**WRITTEN TASK**
Write out exactly the lines from the one containing "Type out the text in this image." through the last line of the records below, both included, and leave out any pictures.

**RECORDS PROVIDED**
▬▬▬
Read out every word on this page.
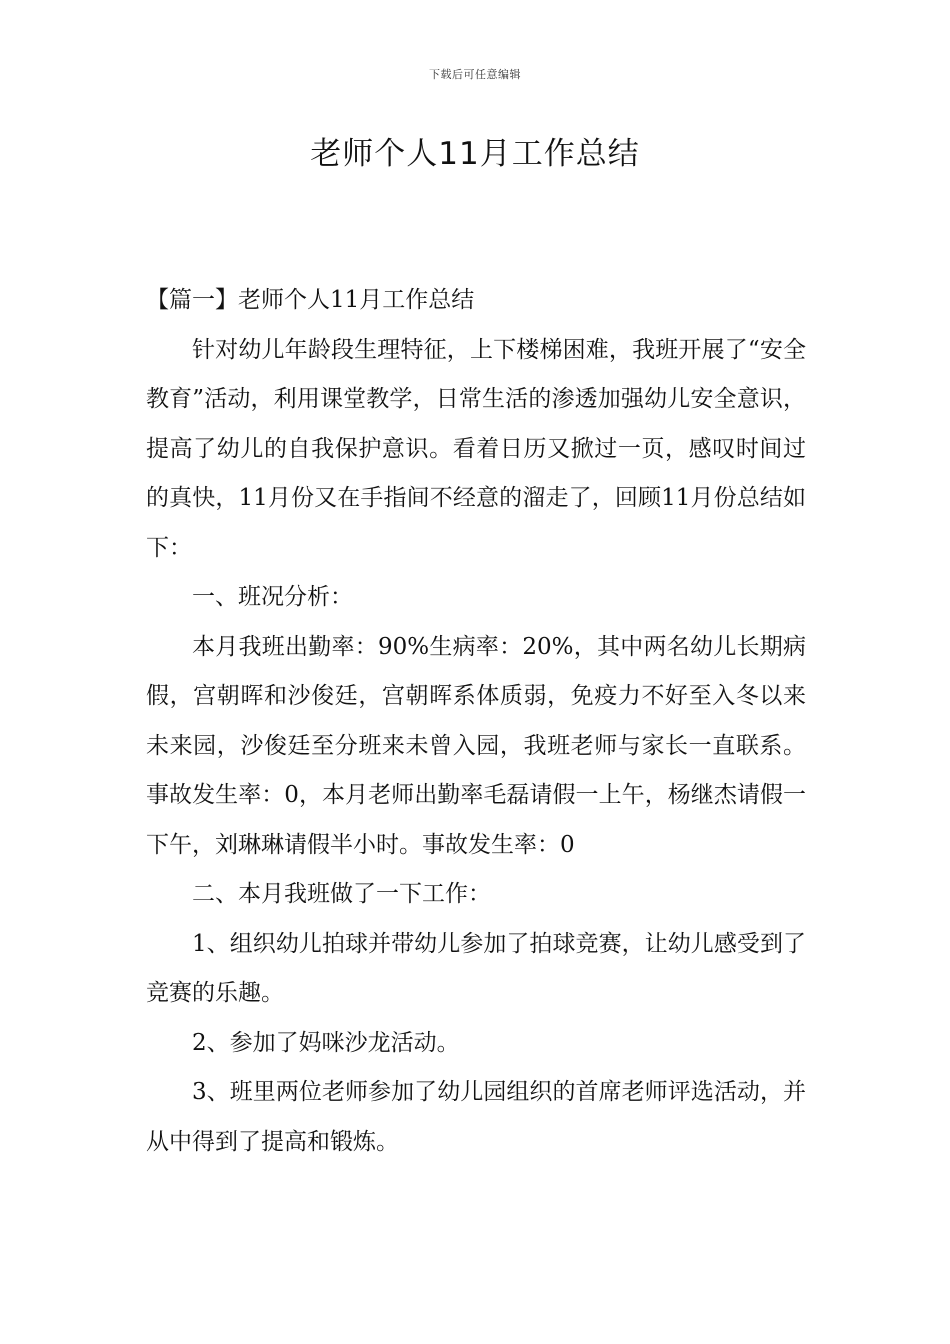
下载后可任意编辑
老师个人11月工作总结

【篇一】老师个人11月工作总结

针对幼儿年龄段生理特征，上下楼梯困难，我班开展了“安全教育”活动，利用课堂教学，日常生活的渗透加强幼儿安全意识，提高了幼儿的自我保护意识。看着日历又掀过一页，感叹时间过的真快，11月份又在手指间不经意的溜走了，回顾11月份总结如下：

一、班况分析：

本月我班出勤率：90%生病率：20%，其中两名幼儿长期病假，宫朝晖和沙俊廷，宫朝晖系体质弱，免疫力不好至入冬以来未来园，沙俊廷至分班来未曾入园，我班老师与家长一直联系。事故发生率：0，本月老师出勤率毛磊请假一上午，杨继杰请假一下午，刘琳琳请假半小时。事故发生率：0

二、本月我班做了一下工作：

1、组织幼儿拍球并带幼儿参加了拍球竞赛，让幼儿感受到了竞赛的乐趣。

2、参加了妈咪沙龙活动。

3、班里两位老师参加了幼儿园组织的首席老师评选活动，并从中得到了提高和锻炼。
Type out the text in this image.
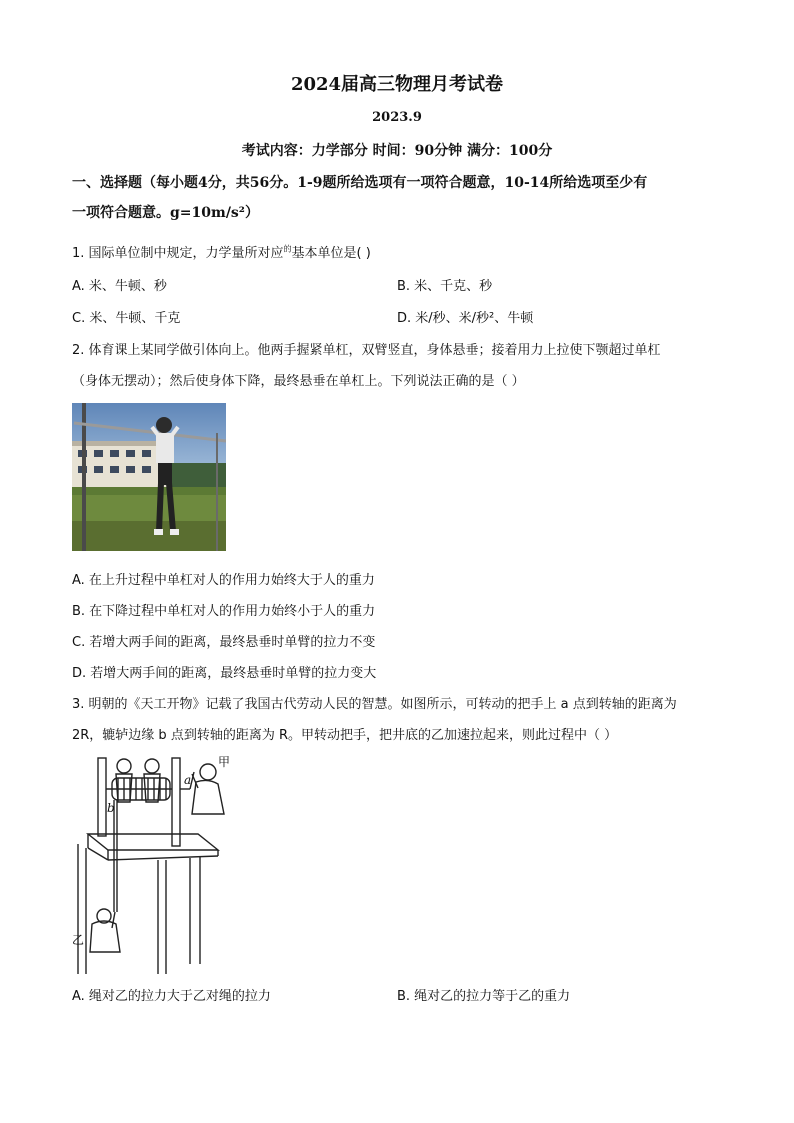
2024届高三物理月考试卷
2023.9
考试内容：力学部分 时间：90分钟 满分：100分
一、选择题（每小题4分，共56分。1-9题所给选项有一项符合题意，10-14所给选项至少有
一项符合题意。g=10m/s²）
1. 国际单位制中规定，力学量所对应$^的$基本单位是( )
A. 米、牛顿、秒	B. 米、千克、秒
C. 米、牛顿、千克	D. 米/秒、米/秒²、牛顿
2. 体育课上某同学做引体向上。他两手握紧单杠，双臂竖直，身体悬垂；接着用力上拉使下颚超过单杠
（身体无摆动）；然后使身体下降，最终悬垂在单杠上。下列说法正确的是（ ）
A. 在上升过程中单杠对人的作用力始终大于人的重力
B. 在下降过程中单杠对人的作用力始终小于人的重力
C. 若增大两手间的距离，最终悬垂时单臂的拉力不变
D. 若增大两手间的距离，最终悬垂时单臂的拉力变大
3. 明朝的《天工开物》记载了我国古代劳动人民的智慧。如图所示，可转动的把手上 a 点到转轴的距离为
2R，辘轳边缘 b 点到转轴的距离为 R。甲转动把手，把井底的乙加速拉起来，则此过程中（ ）
a
b
甲
乙
A. 绳对乙的拉力大于乙对绳的拉力	B. 绳对乙的拉力等于乙的重力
▬▬▬
**TASK RESPONSE**
Type out the text in this image.
2024届高三物理月考试卷
2023.9
考试内容：力学部分 时间：90分钟 满分：100分
一、选择题（每小题4分，共56分。1-9题所给选项有一项符合题意，10-14所给选项至少有
一项符合题意。g=10m/s²）
1. 国际单位制中规定，力学量所对应$^的$基本单位是( )
A. 米、牛顿、秒	B. 米、千克、秒
C. 米、牛顿、千克	D. 米/秒、米/秒²、牛顿
2. 体育课上某同学做引体向上。他两手握紧单杠，双臂竖直，身体悬垂；接着用力上拉使下颚超过单杠
（身体无摆动）；然后使身体下降，最终悬垂在单杠上。下列说法正确的是（ ）
A. 在上升过程中单杠对人的作用力始终大于人的重力
B. 在下降过程中单杠对人的作用力始终小于人的重力
C. 若增大两手间的距离，最终悬垂时单臂的拉力不变
D. 若增大两手间的距离，最终悬垂时单臂的拉力变大
3. 明朝的《天工开物》记载了我国古代劳动人民的智慧。如图所示，可转动的把手上 a 点到转轴的距离为
2R，辘轳边缘 b 点到转轴的距离为 R。甲转动把手，把井底的乙加速拉起来，则此过程中（ ）
a
b
甲
乙
A. 绳对乙的拉力大于乙对绳的拉力	B. 绳对乙的拉力等于乙的重力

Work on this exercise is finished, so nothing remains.